Retype all of the data exactly as given.

-- START Recorded information --

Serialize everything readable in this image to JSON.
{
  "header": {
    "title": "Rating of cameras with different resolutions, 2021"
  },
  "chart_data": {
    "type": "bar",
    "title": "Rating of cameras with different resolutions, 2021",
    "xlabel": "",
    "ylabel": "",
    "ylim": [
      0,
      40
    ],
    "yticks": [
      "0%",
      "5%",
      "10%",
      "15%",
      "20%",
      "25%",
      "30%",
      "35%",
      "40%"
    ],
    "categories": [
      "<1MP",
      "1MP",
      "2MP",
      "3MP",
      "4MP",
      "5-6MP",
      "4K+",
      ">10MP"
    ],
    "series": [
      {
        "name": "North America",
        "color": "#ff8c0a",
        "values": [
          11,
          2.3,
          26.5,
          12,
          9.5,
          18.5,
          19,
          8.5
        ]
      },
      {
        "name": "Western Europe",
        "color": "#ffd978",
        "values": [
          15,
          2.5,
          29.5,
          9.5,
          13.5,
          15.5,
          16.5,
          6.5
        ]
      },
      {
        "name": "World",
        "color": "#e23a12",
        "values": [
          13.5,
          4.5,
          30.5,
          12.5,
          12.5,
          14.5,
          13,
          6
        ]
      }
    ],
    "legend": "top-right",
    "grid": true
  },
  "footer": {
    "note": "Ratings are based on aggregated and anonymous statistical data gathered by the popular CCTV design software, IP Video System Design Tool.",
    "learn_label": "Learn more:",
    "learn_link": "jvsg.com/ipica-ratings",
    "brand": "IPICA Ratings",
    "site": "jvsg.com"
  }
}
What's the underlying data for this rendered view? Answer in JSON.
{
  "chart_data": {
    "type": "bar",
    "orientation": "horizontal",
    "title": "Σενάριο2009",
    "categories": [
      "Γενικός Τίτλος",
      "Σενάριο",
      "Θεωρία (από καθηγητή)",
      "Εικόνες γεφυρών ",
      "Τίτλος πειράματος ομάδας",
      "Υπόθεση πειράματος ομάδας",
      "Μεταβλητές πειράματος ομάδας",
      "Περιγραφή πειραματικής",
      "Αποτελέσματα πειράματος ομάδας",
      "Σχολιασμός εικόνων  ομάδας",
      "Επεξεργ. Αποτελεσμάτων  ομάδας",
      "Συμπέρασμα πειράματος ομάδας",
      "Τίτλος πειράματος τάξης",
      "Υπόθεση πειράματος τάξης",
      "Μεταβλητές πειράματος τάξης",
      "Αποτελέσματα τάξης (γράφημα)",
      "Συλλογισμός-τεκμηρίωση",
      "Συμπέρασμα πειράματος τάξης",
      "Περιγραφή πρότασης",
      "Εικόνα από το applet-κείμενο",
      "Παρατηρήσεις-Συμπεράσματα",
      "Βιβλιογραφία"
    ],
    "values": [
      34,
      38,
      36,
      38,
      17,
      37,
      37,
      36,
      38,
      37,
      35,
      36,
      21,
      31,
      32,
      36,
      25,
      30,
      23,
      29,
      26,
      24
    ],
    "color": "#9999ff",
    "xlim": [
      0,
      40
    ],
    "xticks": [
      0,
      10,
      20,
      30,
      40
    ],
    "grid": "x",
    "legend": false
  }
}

-- END Recorded information --

▸ **Solved exercise**:
Serialize everything readable in this image to JSON.
{
  "header": {
    "title": "Rating of cameras with different resolutions, 2021"
  },
  "chart_data": {
    "type": "bar",
    "title": "Rating of cameras with different resolutions, 2021",
    "xlabel": "",
    "ylabel": "",
    "ylim": [
      0,
      40
    ],
    "yticks": [
      "0%",
      "5%",
      "10%",
      "15%",
      "20%",
      "25%",
      "30%",
      "35%",
      "40%"
    ],
    "categories": [
      "<1MP",
      "1MP",
      "2MP",
      "3MP",
      "4MP",
      "5-6MP",
      "4K+",
      ">10MP"
    ],
    "series": [
      {
        "name": "North America",
        "color": "#ff8c0a",
        "values": [
          11,
          2.3,
          26.5,
          12,
          9.5,
          18.5,
          19,
          8.5
        ]
      },
      {
        "name": "Western Europe",
        "color": "#ffd978",
        "values": [
          15,
          2.5,
          29.5,
          9.5,
          13.5,
          15.5,
          16.5,
          6.5
        ]
      },
      {
        "name": "World",
        "color": "#e23a12",
        "values": [
          13.5,
          4.5,
          30.5,
          12.5,
          12.5,
          14.5,
          13,
          6
        ]
      }
    ],
    "legend": "top-right",
    "grid": true
  },
  "footer": {
    "note": "Ratings are based on aggregated and anonymous statistical data gathered by the popular CCTV design software, IP Video System Design Tool.",
    "learn_label": "Learn more:",
    "learn_link": "jvsg.com/ipica-ratings",
    "brand": "IPICA Ratings",
    "site": "jvsg.com"
  }
}
What's the underlying data for this rendered view? Answer in JSON.
{
  "chart_data": {
    "type": "bar",
    "orientation": "horizontal",
    "title": "Σενάριο2009",
    "categories": [
      "Γενικός Τίτλος",
      "Σενάριο",
      "Θεωρία (από καθηγητή)",
      "Εικόνες γεφυρών ",
      "Τίτλος πειράματος ομάδας",
      "Υπόθεση πειράματος ομάδας",
      "Μεταβλητές πειράματος ομάδας",
      "Περιγραφή πειραματικής",
      "Αποτελέσματα πειράματος ομάδας",
      "Σχολιασμός εικόνων  ομάδας",
      "Επεξεργ. Αποτελεσμάτων  ομάδας",
      "Συμπέρασμα πειράματος ομάδας",
      "Τίτλος πειράματος τάξης",
      "Υπόθεση πειράματος τάξης",
      "Μεταβλητές πειράματος τάξης",
      "Αποτελέσματα τάξης (γράφημα)",
      "Συλλογισμός-τεκμηρίωση",
      "Συμπέρασμα πειράματος τάξης",
      "Περιγραφή πρότασης",
      "Εικόνα από το applet-κείμενο",
      "Παρατηρήσεις-Συμπεράσματα",
      "Βιβλιογραφία"
    ],
    "values": [
      34,
      38,
      36,
      38,
      17,
      37,
      37,
      36,
      38,
      37,
      35,
      36,
      21,
      31,
      32,
      36,
      25,
      30,
      23,
      29,
      26,
      24
    ],
    "color": "#9999ff",
    "xlim": [
      0,
      40
    ],
    "xticks": [
      0,
      10,
      20,
      30,
      40
    ],
    "grid": "x",
    "legend": false
  }
}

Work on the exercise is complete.